-- Start of ROWS --

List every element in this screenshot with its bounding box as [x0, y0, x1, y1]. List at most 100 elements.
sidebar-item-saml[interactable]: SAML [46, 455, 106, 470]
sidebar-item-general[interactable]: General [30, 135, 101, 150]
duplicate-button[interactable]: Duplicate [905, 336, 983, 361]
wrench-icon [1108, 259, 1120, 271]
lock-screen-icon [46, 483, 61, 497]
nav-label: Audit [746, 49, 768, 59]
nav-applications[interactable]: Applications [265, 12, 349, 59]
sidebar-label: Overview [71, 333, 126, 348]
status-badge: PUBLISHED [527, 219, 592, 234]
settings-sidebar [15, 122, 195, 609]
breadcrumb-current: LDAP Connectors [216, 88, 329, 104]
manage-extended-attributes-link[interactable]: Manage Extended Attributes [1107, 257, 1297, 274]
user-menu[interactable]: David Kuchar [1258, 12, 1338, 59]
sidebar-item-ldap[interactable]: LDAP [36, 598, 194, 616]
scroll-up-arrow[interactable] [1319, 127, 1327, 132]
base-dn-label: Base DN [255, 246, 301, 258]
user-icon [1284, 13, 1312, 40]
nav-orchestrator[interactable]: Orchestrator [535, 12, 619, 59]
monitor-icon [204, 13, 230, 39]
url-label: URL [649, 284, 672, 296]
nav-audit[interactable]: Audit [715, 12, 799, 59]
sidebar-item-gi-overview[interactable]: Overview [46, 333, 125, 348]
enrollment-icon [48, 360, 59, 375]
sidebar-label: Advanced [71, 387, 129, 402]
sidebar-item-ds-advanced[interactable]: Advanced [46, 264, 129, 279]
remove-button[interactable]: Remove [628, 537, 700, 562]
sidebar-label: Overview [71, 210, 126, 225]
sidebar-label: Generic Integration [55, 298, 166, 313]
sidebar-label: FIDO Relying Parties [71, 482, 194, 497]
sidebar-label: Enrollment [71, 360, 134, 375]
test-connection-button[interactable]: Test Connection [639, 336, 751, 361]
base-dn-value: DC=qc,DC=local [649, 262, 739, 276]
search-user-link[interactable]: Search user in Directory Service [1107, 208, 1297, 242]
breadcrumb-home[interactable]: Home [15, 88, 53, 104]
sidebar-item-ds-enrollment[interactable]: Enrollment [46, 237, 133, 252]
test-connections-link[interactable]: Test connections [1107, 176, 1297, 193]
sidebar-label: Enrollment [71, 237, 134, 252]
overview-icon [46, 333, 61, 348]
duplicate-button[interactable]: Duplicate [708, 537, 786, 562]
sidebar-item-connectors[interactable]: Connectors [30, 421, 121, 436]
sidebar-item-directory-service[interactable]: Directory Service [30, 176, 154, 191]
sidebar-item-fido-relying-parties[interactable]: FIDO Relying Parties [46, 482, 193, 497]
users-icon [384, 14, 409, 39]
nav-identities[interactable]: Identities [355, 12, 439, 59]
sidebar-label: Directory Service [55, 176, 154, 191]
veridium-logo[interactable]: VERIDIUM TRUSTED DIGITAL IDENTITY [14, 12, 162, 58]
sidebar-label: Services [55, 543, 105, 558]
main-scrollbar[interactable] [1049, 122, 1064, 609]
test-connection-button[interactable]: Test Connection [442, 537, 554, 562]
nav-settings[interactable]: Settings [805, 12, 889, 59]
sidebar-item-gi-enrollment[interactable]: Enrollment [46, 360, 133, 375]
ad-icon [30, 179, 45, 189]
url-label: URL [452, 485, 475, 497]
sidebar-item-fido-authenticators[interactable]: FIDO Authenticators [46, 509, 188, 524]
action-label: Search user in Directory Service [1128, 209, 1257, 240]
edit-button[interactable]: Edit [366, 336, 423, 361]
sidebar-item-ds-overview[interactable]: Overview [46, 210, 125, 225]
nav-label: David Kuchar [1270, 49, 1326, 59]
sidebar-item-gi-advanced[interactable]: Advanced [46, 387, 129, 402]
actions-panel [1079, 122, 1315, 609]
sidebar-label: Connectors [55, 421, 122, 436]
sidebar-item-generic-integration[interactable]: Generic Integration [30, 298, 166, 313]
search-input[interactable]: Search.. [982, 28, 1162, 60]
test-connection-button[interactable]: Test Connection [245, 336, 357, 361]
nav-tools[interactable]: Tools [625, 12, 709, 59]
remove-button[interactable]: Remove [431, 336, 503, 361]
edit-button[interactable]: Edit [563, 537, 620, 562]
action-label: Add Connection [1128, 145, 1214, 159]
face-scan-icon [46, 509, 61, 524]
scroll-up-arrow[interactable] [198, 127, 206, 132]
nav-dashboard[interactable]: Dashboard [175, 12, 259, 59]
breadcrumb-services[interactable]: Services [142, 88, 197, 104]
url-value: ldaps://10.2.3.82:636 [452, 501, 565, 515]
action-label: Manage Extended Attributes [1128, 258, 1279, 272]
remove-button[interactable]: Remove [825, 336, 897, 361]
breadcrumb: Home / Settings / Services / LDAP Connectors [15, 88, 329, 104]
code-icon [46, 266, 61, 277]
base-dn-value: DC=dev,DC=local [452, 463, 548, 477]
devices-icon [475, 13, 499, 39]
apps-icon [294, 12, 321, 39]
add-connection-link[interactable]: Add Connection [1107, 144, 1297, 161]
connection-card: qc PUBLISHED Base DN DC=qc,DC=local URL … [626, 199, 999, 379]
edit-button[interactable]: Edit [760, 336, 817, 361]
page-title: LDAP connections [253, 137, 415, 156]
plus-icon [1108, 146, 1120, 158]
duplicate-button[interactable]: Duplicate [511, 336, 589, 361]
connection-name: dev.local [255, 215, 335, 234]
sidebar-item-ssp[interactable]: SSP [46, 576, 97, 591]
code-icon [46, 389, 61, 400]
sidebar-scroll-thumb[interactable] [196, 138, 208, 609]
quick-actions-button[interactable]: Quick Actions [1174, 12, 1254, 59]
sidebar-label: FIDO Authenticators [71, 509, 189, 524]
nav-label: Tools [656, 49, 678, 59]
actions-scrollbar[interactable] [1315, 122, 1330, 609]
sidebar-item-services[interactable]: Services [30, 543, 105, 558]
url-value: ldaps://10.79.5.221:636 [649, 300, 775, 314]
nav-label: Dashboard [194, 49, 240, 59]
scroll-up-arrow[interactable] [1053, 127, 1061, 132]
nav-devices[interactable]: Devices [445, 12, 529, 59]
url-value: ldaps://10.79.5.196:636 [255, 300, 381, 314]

-- End of ROWS --

**PROBLEM TO WORK ON:** Repeat the whole listing above, line for line, with no changes.

**CORRECT OUTPUT:**
List every element in this screenshot with its bounding box as [x0, y0, x1, y1]. List at most 100 elements.
sidebar-item-saml[interactable]: SAML [46, 455, 106, 470]
sidebar-item-general[interactable]: General [30, 135, 101, 150]
duplicate-button[interactable]: Duplicate [905, 336, 983, 361]
wrench-icon [1108, 259, 1120, 271]
lock-screen-icon [46, 483, 61, 497]
nav-label: Audit [746, 49, 768, 59]
nav-applications[interactable]: Applications [265, 12, 349, 59]
sidebar-label: Overview [71, 333, 126, 348]
status-badge: PUBLISHED [527, 219, 592, 234]
settings-sidebar [15, 122, 195, 609]
breadcrumb-current: LDAP Connectors [216, 88, 329, 104]
manage-extended-attributes-link[interactable]: Manage Extended Attributes [1107, 257, 1297, 274]
user-menu[interactable]: David Kuchar [1258, 12, 1338, 59]
sidebar-item-ldap[interactable]: LDAP [36, 598, 194, 616]
scroll-up-arrow[interactable] [1319, 127, 1327, 132]
base-dn-label: Base DN [255, 246, 301, 258]
user-icon [1284, 13, 1312, 40]
nav-orchestrator[interactable]: Orchestrator [535, 12, 619, 59]
monitor-icon [204, 13, 230, 39]
url-label: URL [649, 284, 672, 296]
nav-audit[interactable]: Audit [715, 12, 799, 59]
sidebar-item-gi-overview[interactable]: Overview [46, 333, 125, 348]
enrollment-icon [48, 360, 59, 375]
sidebar-label: Advanced [71, 387, 129, 402]
sidebar-item-ds-advanced[interactable]: Advanced [46, 264, 129, 279]
remove-button[interactable]: Remove [628, 537, 700, 562]
sidebar-label: Overview [71, 210, 126, 225]
sidebar-label: Generic Integration [55, 298, 166, 313]
sidebar-label: FIDO Relying Parties [71, 482, 194, 497]
sidebar-label: Enrollment [71, 360, 134, 375]
test-connection-button[interactable]: Test Connection [639, 336, 751, 361]
base-dn-value: DC=qc,DC=local [649, 262, 739, 276]
search-user-link[interactable]: Search user in Directory Service [1107, 208, 1297, 242]
breadcrumb-home[interactable]: Home [15, 88, 53, 104]
sidebar-item-ds-enrollment[interactable]: Enrollment [46, 237, 133, 252]
test-connections-link[interactable]: Test connections [1107, 176, 1297, 193]
sidebar-label: Enrollment [71, 237, 134, 252]
overview-icon [46, 333, 61, 348]
duplicate-button[interactable]: Duplicate [708, 537, 786, 562]
sidebar-item-connectors[interactable]: Connectors [30, 421, 121, 436]
sidebar-item-directory-service[interactable]: Directory Service [30, 176, 154, 191]
sidebar-item-fido-relying-parties[interactable]: FIDO Relying Parties [46, 482, 193, 497]
users-icon [384, 14, 409, 39]
nav-identities[interactable]: Identities [355, 12, 439, 59]
sidebar-label: Directory Service [55, 176, 154, 191]
veridium-logo[interactable]: VERIDIUM TRUSTED DIGITAL IDENTITY [14, 12, 162, 58]
sidebar-label: Services [55, 543, 105, 558]
main-scrollbar[interactable] [1049, 122, 1064, 609]
test-connection-button[interactable]: Test Connection [442, 537, 554, 562]
nav-settings[interactable]: Settings [805, 12, 889, 59]
sidebar-item-gi-enrollment[interactable]: Enrollment [46, 360, 133, 375]
ad-icon [30, 179, 45, 189]
url-label: URL [452, 485, 475, 497]
sidebar-item-fido-authenticators[interactable]: FIDO Authenticators [46, 509, 188, 524]
action-label: Search user in Directory Service [1128, 209, 1257, 240]
edit-button[interactable]: Edit [366, 336, 423, 361]
sidebar-item-ds-overview[interactable]: Overview [46, 210, 125, 225]
nav-label: David Kuchar [1270, 49, 1326, 59]
sidebar-item-gi-advanced[interactable]: Advanced [46, 387, 129, 402]
actions-panel [1079, 122, 1315, 609]
sidebar-label: Connectors [55, 421, 122, 436]
sidebar-item-generic-integration[interactable]: Generic Integration [30, 298, 166, 313]
search-input[interactable]: Search.. [982, 28, 1162, 60]
test-connection-button[interactable]: Test Connection [245, 336, 357, 361]
nav-tools[interactable]: Tools [625, 12, 709, 59]
remove-button[interactable]: Remove [431, 336, 503, 361]
edit-button[interactable]: Edit [563, 537, 620, 562]
action-label: Add Connection [1128, 145, 1214, 159]
face-scan-icon [46, 509, 61, 524]
scroll-up-arrow[interactable] [198, 127, 206, 132]
nav-dashboard[interactable]: Dashboard [175, 12, 259, 59]
breadcrumb-services[interactable]: Services [142, 88, 197, 104]
url-value: ldaps://10.2.3.82:636 [452, 501, 565, 515]
action-label: Manage Extended Attributes [1128, 258, 1279, 272]
remove-button[interactable]: Remove [825, 336, 897, 361]
breadcrumb: Home / Settings / Services / LDAP Connectors [15, 88, 329, 104]
code-icon [46, 266, 61, 277]
base-dn-value: DC=dev,DC=local [452, 463, 548, 477]
devices-icon [475, 13, 499, 39]
apps-icon [294, 12, 321, 39]
add-connection-link[interactable]: Add Connection [1107, 144, 1297, 161]
connection-card: qc PUBLISHED Base DN DC=qc,DC=local URL … [626, 199, 999, 379]
edit-button[interactable]: Edit [760, 336, 817, 361]
page-title: LDAP connections [253, 137, 415, 156]
plus-icon [1108, 146, 1120, 158]
duplicate-button[interactable]: Duplicate [511, 336, 589, 361]
connection-name: dev.local [255, 215, 335, 234]
sidebar-item-ssp[interactable]: SSP [46, 576, 97, 591]
code-icon [46, 389, 61, 400]
sidebar-scroll-thumb[interactable] [196, 138, 208, 609]
quick-actions-button[interactable]: Quick Actions [1174, 12, 1254, 59]
sidebar-label: FIDO Authenticators [71, 509, 189, 524]
nav-label: Tools [656, 49, 678, 59]
actions-scrollbar[interactable] [1315, 122, 1330, 609]
sidebar-item-services[interactable]: Services [30, 543, 105, 558]
url-value: ldaps://10.79.5.221:636 [649, 300, 775, 314]
nav-label: Dashboard [194, 49, 240, 59]
scroll-up-arrow[interactable] [1053, 127, 1061, 132]
nav-devices[interactable]: Devices [445, 12, 529, 59]
url-value: ldaps://10.79.5.196:636 [255, 300, 381, 314]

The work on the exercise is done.